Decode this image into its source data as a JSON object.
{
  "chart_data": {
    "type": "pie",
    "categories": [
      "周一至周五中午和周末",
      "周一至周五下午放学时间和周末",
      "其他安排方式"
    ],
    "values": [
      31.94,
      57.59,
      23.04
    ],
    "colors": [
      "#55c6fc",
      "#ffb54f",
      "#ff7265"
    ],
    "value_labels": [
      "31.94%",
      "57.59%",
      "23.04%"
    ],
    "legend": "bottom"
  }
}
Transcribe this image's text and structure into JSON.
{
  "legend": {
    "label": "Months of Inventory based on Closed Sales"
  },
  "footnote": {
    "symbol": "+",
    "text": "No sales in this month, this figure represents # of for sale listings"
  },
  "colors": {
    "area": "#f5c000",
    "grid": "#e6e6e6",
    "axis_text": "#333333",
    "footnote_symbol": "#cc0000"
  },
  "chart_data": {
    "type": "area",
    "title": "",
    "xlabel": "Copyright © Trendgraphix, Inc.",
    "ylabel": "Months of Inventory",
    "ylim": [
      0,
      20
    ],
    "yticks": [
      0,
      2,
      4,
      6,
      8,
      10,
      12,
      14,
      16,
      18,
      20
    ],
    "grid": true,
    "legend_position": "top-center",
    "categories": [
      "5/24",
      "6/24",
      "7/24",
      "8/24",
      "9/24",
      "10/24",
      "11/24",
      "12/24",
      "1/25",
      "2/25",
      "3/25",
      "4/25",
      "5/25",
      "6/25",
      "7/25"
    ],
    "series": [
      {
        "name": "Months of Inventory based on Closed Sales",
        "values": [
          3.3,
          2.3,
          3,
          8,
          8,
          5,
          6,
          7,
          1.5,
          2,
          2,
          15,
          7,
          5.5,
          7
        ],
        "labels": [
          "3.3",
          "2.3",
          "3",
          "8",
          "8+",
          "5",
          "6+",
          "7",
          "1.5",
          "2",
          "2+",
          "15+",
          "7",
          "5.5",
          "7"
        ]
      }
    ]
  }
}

*****

WHAT TO WORK ON: Begin at the line containing "Transcribe this image's" and reproduce each line through the end of the records above.

REPLY TO THE EXERCISE:
Transcribe this image's text and structure into JSON.
{
  "legend": {
    "label": "Months of Inventory based on Closed Sales"
  },
  "footnote": {
    "symbol": "+",
    "text": "No sales in this month, this figure represents # of for sale listings"
  },
  "colors": {
    "area": "#f5c000",
    "grid": "#e6e6e6",
    "axis_text": "#333333",
    "footnote_symbol": "#cc0000"
  },
  "chart_data": {
    "type": "area",
    "title": "",
    "xlabel": "Copyright © Trendgraphix, Inc.",
    "ylabel": "Months of Inventory",
    "ylim": [
      0,
      20
    ],
    "yticks": [
      0,
      2,
      4,
      6,
      8,
      10,
      12,
      14,
      16,
      18,
      20
    ],
    "grid": true,
    "legend_position": "top-center",
    "categories": [
      "5/24",
      "6/24",
      "7/24",
      "8/24",
      "9/24",
      "10/24",
      "11/24",
      "12/24",
      "1/25",
      "2/25",
      "3/25",
      "4/25",
      "5/25",
      "6/25",
      "7/25"
    ],
    "series": [
      {
        "name": "Months of Inventory based on Closed Sales",
        "values": [
          3.3,
          2.3,
          3,
          8,
          8,
          5,
          6,
          7,
          1.5,
          2,
          2,
          15,
          7,
          5.5,
          7
        ],
        "labels": [
          "3.3",
          "2.3",
          "3",
          "8",
          "8+",
          "5",
          "6+",
          "7",
          "1.5",
          "2",
          "2+",
          "15+",
          "7",
          "5.5",
          "7"
        ]
      }
    ]
  }
}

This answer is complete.